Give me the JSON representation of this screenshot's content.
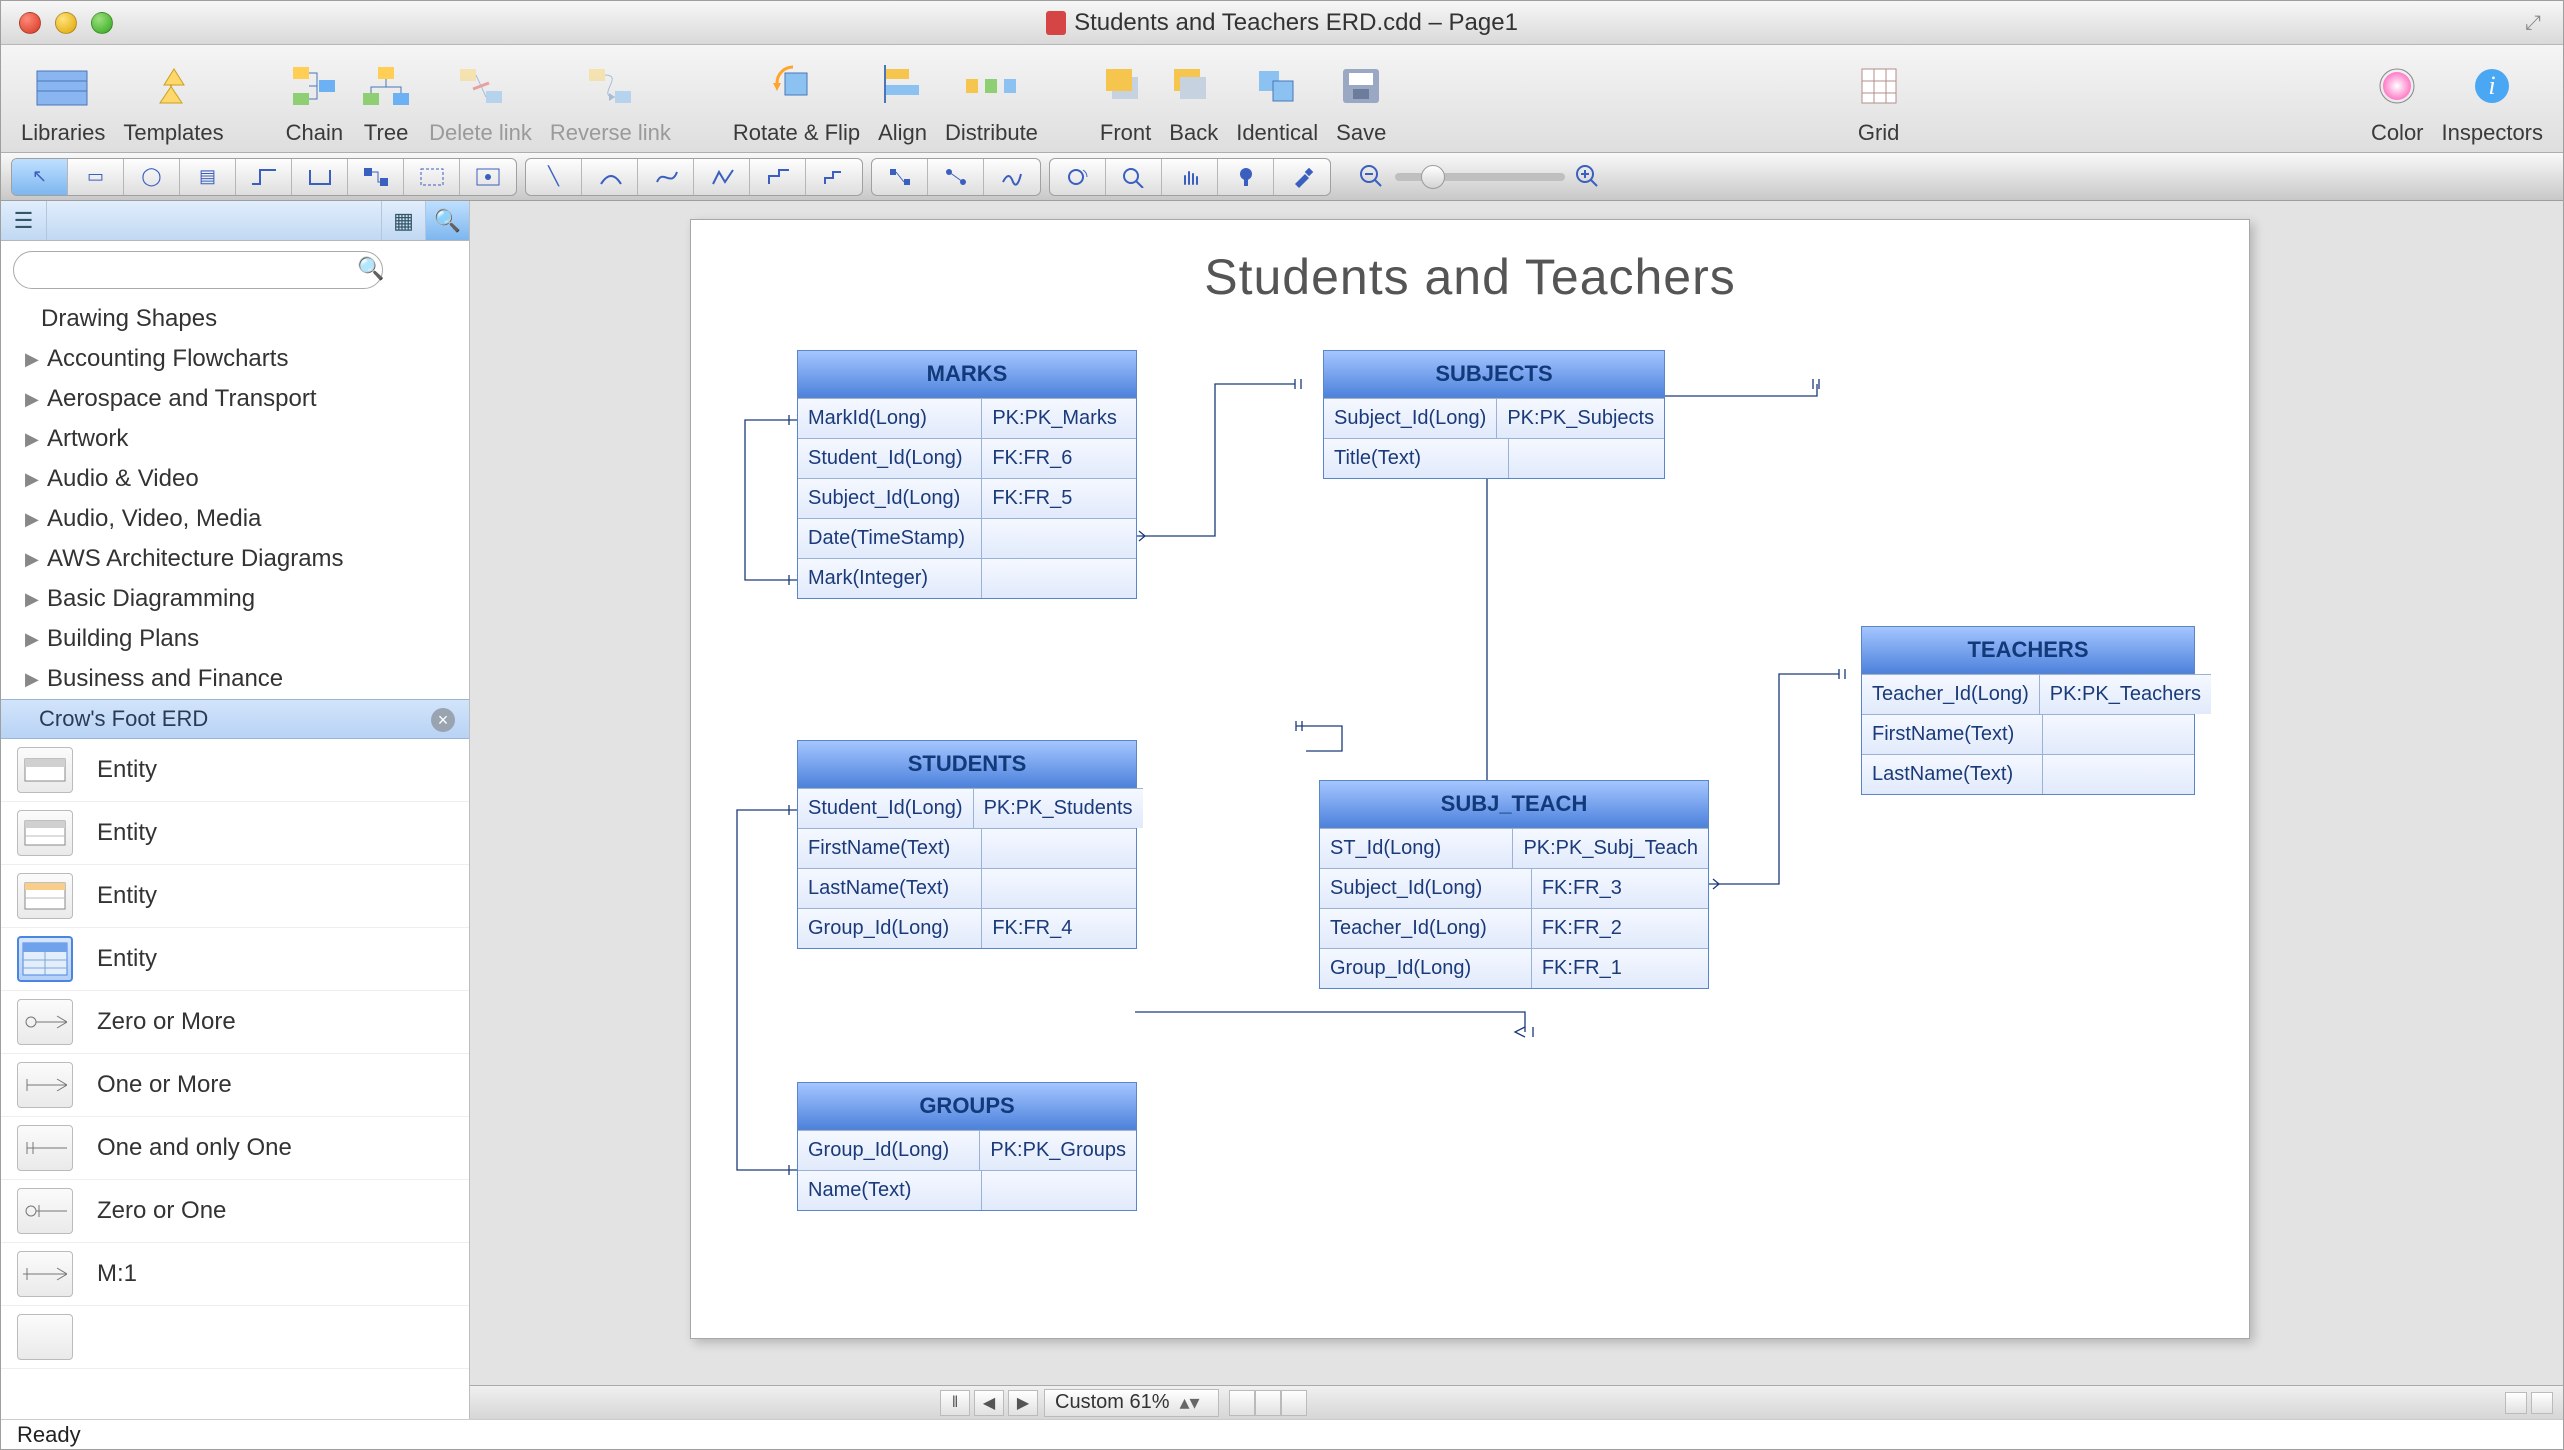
{
  "window_title": "Students and Teachers ERD.cdd – Page1",
  "toolbar": {
    "libraries": "Libraries",
    "templates": "Templates",
    "chain": "Chain",
    "tree": "Tree",
    "delete_link": "Delete link",
    "reverse_link": "Reverse link",
    "rotate_flip": "Rotate & Flip",
    "align": "Align",
    "distribute": "Distribute",
    "front": "Front",
    "back": "Back",
    "identical": "Identical",
    "save": "Save",
    "grid": "Grid",
    "color": "Color",
    "inspectors": "Inspectors"
  },
  "sidebar": {
    "categories": [
      "Drawing Shapes",
      "Accounting Flowcharts",
      "Aerospace and Transport",
      "Artwork",
      "Audio & Video",
      "Audio, Video, Media",
      "AWS Architecture Diagrams",
      "Basic Diagramming",
      "Building Plans",
      "Business and Finance"
    ],
    "selected_category": "Crow's Foot ERD",
    "shapes": [
      "Entity",
      "Entity",
      "Entity",
      "Entity",
      "Zero or More",
      "One or More",
      "One and only One",
      "Zero or One",
      "M:1"
    ]
  },
  "canvas": {
    "title": "Students and Teachers"
  },
  "entities": {
    "marks": {
      "title": "MARKS",
      "rows": [
        {
          "l": "MarkId(Long)",
          "r": "PK:PK_Marks"
        },
        {
          "l": "Student_Id(Long)",
          "r": "FK:FR_6"
        },
        {
          "l": "Subject_Id(Long)",
          "r": "FK:FR_5"
        },
        {
          "l": "Date(TimeStamp)",
          "r": ""
        },
        {
          "l": "Mark(Integer)",
          "r": ""
        }
      ]
    },
    "subjects": {
      "title": "SUBJECTS",
      "rows": [
        {
          "l": "Subject_Id(Long)",
          "r": "PK:PK_Subjects"
        },
        {
          "l": "Title(Text)",
          "r": ""
        }
      ]
    },
    "students": {
      "title": "STUDENTS",
      "rows": [
        {
          "l": "Student_Id(Long)",
          "r": "PK:PK_Students"
        },
        {
          "l": "FirstName(Text)",
          "r": ""
        },
        {
          "l": "LastName(Text)",
          "r": ""
        },
        {
          "l": "Group_Id(Long)",
          "r": "FK:FR_4"
        }
      ]
    },
    "subj_teach": {
      "title": "SUBJ_TEACH",
      "rows": [
        {
          "l": "ST_Id(Long)",
          "r": "PK:PK_Subj_Teach"
        },
        {
          "l": "Subject_Id(Long)",
          "r": "FK:FR_3"
        },
        {
          "l": "Teacher_Id(Long)",
          "r": "FK:FR_2"
        },
        {
          "l": "Group_Id(Long)",
          "r": "FK:FR_1"
        }
      ]
    },
    "teachers": {
      "title": "TEACHERS",
      "rows": [
        {
          "l": "Teacher_Id(Long)",
          "r": "PK:PK_Teachers"
        },
        {
          "l": "FirstName(Text)",
          "r": ""
        },
        {
          "l": "LastName(Text)",
          "r": ""
        }
      ]
    },
    "groups": {
      "title": "GROUPS",
      "rows": [
        {
          "l": "Group_Id(Long)",
          "r": "PK:PK_Groups"
        },
        {
          "l": "Name(Text)",
          "r": ""
        }
      ]
    }
  },
  "statusbar": {
    "ready": "Ready",
    "zoom": "Custom 61%"
  }
}
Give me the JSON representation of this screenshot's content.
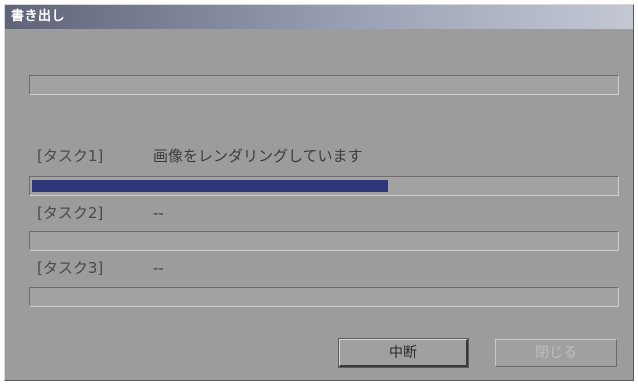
{
  "window": {
    "title": "書き出し"
  },
  "overall": {
    "progress": 0
  },
  "tasks": [
    {
      "label": "[タスク1]",
      "status": "画像をレンダリングしています",
      "progress": 0.61
    },
    {
      "label": "[タスク2]",
      "status": "--",
      "progress": 0
    },
    {
      "label": "[タスク3]",
      "status": "--",
      "progress": 0
    }
  ],
  "buttons": {
    "abort_label": "中断",
    "close_label": "閉じる",
    "close_enabled": false
  },
  "colors": {
    "progress_fill": "#2f3678",
    "dialog_background": "#9c9c9c"
  }
}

□ □ □ □ □ □ □

**REQUIREMENT:** Reproduce each line of the material containing the word "link".

**THE SOLUTION:**
    "delete_link": "Delete link",
    "reverse_link": "Reverse link",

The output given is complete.